- _RECORDS FOR THIS EXERCISE_

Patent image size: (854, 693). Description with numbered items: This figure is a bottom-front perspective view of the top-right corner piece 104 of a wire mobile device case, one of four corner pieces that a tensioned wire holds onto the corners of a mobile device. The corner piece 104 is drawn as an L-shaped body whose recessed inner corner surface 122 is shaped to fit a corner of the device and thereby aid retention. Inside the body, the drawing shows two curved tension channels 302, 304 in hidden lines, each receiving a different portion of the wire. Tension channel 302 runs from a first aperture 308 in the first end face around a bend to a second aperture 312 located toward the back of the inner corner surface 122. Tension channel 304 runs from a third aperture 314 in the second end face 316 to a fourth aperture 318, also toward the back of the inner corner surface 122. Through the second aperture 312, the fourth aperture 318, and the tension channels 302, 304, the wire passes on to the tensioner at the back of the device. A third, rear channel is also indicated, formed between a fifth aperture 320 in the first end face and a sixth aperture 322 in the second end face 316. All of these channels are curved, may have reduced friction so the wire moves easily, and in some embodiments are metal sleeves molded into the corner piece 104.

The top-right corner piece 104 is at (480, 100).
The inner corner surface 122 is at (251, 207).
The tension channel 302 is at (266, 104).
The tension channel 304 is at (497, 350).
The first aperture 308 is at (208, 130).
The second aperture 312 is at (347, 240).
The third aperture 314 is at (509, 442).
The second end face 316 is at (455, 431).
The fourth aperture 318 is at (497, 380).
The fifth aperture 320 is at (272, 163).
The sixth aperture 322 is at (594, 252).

- _TASK GOAL_
Copy all of the lines above word for word.

- _EXPECTED ANSWER_
Patent image size: (854, 693). Description with numbered items: This figure is a bottom-front perspective view of the top-right corner piece 104 of a wire mobile device case, one of four corner pieces that a tensioned wire holds onto the corners of a mobile device. The corner piece 104 is drawn as an L-shaped body whose recessed inner corner surface 122 is shaped to fit a corner of the device and thereby aid retention. Inside the body, the drawing shows two curved tension channels 302, 304 in hidden lines, each receiving a different portion of the wire. Tension channel 302 runs from a first aperture 308 in the first end face around a bend to a second aperture 312 located toward the back of the inner corner surface 122. Tension channel 304 runs from a third aperture 314 in the second end face 316 to a fourth aperture 318, also toward the back of the inner corner surface 122. Through the second aperture 312, the fourth aperture 318, and the tension channels 302, 304, the wire passes on to the tensioner at the back of the device. A third, rear channel is also indicated, formed between a fifth aperture 320 in the first end face and a sixth aperture 322 in the second end face 316. All of these channels are curved, may have reduced friction so the wire moves easily, and in some embodiments are metal sleeves molded into the corner piece 104.

The top-right corner piece 104 is at (480, 100).
The inner corner surface 122 is at (251, 207).
The tension channel 302 is at (266, 104).
The tension channel 304 is at (497, 350).
The first aperture 308 is at (208, 130).
The second aperture 312 is at (347, 240).
The third aperture 314 is at (509, 442).
The second end face 316 is at (455, 431).
The fourth aperture 318 is at (497, 380).
The fifth aperture 320 is at (272, 163).
The sixth aperture 322 is at (594, 252).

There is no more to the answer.